▸ **Exercise aim**
Each entry below is to be given again word for word, with no pictures.

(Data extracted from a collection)
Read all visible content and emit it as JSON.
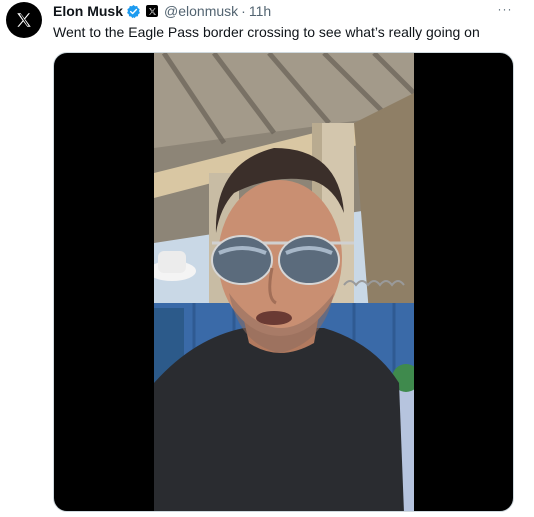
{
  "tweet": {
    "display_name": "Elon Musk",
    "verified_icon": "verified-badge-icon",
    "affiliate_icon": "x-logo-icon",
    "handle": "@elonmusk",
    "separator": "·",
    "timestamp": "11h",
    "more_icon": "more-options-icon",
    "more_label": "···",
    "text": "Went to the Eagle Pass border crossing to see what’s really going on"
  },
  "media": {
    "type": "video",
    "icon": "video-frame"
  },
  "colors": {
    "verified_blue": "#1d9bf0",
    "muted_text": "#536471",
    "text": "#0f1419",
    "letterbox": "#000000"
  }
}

▸ **Exercise answer**
Read all visible content and emit it as JSON.
{
  "tweet": {
    "display_name": "Elon Musk",
    "verified_icon": "verified-badge-icon",
    "affiliate_icon": "x-logo-icon",
    "handle": "@elonmusk",
    "separator": "·",
    "timestamp": "11h",
    "more_icon": "more-options-icon",
    "more_label": "···",
    "text": "Went to the Eagle Pass border crossing to see what’s really going on"
  },
  "media": {
    "type": "video",
    "icon": "video-frame"
  },
  "colors": {
    "verified_blue": "#1d9bf0",
    "muted_text": "#536471",
    "text": "#0f1419",
    "letterbox": "#000000"
  }
}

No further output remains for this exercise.